Raw records:
⁂
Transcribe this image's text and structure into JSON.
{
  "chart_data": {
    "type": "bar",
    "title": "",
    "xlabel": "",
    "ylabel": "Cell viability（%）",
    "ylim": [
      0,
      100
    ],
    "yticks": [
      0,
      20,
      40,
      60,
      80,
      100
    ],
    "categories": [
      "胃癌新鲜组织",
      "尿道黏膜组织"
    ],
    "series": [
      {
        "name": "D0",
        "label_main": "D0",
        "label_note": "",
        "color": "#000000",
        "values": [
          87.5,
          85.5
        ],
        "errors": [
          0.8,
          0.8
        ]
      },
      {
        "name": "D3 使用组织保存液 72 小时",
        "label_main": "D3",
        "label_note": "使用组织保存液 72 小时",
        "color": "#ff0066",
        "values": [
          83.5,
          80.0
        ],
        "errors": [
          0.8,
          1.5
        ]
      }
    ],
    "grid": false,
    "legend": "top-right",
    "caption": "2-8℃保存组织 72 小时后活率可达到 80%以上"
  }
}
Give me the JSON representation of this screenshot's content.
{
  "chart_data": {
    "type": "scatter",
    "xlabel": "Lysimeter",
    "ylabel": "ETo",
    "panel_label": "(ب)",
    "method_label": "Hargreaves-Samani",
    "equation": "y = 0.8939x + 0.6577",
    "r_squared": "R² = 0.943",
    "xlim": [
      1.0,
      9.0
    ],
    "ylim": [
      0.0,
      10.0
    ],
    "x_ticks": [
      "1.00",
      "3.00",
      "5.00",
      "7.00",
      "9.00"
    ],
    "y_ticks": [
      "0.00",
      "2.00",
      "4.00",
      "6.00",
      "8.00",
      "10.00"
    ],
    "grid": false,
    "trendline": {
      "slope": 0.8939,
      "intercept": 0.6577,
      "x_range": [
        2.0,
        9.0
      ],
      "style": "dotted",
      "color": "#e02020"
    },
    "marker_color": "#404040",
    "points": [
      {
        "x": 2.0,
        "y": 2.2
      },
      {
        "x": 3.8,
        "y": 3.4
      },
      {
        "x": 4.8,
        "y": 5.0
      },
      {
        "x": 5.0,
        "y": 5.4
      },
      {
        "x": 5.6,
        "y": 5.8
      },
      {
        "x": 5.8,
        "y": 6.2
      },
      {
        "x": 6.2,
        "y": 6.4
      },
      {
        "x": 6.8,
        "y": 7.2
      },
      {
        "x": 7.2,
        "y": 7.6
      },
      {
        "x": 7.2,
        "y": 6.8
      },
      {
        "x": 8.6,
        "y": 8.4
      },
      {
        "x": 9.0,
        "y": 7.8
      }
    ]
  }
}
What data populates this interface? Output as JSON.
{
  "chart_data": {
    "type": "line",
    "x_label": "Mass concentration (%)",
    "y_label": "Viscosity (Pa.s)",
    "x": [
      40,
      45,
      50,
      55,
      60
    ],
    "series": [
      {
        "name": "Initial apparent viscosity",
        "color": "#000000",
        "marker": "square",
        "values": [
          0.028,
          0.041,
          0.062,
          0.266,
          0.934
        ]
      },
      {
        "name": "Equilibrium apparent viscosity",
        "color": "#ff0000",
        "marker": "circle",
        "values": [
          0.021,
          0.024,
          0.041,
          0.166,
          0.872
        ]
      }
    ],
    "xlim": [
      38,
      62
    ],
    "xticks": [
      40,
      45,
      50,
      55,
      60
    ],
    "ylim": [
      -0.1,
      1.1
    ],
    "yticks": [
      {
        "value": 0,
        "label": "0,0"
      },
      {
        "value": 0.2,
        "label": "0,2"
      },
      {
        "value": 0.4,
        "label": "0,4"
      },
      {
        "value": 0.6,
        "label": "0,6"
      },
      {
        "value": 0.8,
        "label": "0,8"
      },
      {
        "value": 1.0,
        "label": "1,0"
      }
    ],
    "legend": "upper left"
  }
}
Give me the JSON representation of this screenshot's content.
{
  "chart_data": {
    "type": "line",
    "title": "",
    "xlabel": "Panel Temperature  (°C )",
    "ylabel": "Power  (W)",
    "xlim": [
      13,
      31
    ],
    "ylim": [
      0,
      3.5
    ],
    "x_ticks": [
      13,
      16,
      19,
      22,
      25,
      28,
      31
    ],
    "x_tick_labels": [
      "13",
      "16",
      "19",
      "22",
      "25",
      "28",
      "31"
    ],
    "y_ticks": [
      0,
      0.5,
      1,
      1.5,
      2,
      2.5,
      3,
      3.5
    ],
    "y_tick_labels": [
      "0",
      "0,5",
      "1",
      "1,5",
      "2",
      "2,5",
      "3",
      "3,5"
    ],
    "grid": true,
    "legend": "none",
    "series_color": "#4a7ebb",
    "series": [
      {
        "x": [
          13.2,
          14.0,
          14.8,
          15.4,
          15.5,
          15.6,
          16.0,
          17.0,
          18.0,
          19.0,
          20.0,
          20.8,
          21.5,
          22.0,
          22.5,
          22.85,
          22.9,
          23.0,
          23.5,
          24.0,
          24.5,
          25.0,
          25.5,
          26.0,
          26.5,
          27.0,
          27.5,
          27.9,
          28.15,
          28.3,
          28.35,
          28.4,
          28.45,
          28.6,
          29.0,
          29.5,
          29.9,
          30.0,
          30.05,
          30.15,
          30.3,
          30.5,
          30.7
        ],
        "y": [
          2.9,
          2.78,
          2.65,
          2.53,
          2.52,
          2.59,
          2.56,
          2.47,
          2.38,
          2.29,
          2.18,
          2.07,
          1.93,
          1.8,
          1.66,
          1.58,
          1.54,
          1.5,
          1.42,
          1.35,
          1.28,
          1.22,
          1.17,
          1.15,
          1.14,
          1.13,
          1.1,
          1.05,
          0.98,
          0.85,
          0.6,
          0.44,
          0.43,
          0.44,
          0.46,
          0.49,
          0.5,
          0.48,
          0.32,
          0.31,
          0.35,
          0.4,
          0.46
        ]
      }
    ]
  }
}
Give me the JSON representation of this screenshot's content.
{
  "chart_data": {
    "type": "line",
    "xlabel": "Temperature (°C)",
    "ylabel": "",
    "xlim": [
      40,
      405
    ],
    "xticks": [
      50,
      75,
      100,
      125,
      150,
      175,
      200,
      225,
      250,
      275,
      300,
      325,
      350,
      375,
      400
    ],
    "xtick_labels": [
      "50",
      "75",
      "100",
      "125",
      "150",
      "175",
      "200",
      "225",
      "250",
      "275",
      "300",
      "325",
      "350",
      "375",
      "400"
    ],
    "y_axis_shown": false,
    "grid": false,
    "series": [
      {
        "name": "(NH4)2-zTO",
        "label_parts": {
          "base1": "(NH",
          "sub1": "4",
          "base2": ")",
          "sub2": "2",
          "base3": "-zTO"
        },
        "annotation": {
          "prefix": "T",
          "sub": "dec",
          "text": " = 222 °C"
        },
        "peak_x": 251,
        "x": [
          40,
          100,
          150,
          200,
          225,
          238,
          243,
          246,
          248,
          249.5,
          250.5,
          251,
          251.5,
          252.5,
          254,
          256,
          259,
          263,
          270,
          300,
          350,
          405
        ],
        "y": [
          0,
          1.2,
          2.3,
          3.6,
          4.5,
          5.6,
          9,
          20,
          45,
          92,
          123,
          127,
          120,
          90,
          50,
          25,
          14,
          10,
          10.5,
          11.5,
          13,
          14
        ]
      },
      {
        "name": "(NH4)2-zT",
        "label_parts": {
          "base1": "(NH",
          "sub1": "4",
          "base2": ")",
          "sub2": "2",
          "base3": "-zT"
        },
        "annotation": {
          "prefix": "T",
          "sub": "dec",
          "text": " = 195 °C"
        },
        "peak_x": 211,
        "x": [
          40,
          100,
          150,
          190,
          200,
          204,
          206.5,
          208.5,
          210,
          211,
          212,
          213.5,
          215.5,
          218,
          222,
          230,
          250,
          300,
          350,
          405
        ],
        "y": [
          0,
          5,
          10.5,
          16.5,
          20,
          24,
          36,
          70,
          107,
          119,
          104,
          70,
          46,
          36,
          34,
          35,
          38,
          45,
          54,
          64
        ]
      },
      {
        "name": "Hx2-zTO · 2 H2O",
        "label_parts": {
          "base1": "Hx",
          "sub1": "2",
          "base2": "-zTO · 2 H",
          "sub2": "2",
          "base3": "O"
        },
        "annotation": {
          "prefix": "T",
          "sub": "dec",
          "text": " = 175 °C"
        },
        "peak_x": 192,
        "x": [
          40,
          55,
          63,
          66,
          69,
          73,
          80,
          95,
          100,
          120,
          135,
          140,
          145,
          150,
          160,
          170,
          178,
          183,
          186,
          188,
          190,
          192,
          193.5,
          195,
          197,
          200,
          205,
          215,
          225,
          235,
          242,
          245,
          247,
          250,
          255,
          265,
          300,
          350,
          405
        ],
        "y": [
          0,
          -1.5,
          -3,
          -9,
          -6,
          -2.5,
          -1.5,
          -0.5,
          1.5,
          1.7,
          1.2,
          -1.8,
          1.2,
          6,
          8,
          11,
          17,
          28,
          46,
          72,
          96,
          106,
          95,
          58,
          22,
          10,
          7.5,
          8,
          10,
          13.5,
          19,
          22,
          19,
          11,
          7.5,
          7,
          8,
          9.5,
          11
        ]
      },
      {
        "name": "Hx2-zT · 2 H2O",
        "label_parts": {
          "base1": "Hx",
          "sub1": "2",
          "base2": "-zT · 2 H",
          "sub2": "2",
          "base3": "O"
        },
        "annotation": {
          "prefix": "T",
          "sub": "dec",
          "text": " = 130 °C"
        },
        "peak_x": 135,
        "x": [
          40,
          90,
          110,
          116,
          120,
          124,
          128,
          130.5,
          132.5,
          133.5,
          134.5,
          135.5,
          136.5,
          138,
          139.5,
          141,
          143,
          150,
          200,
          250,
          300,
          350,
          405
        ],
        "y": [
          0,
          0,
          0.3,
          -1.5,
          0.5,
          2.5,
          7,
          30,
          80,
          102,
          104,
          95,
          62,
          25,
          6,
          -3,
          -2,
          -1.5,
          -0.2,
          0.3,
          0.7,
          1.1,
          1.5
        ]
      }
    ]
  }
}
⁂
Exercise aim: Pick out the lines that include the word "text" and write them out.

Output for this task:
Transcribe this image's text and structure into JSON.
          "text": " = 222 °C"
          "text": " = 195 °C"
          "text": " = 175 °C"
          "text": " = 130 °C"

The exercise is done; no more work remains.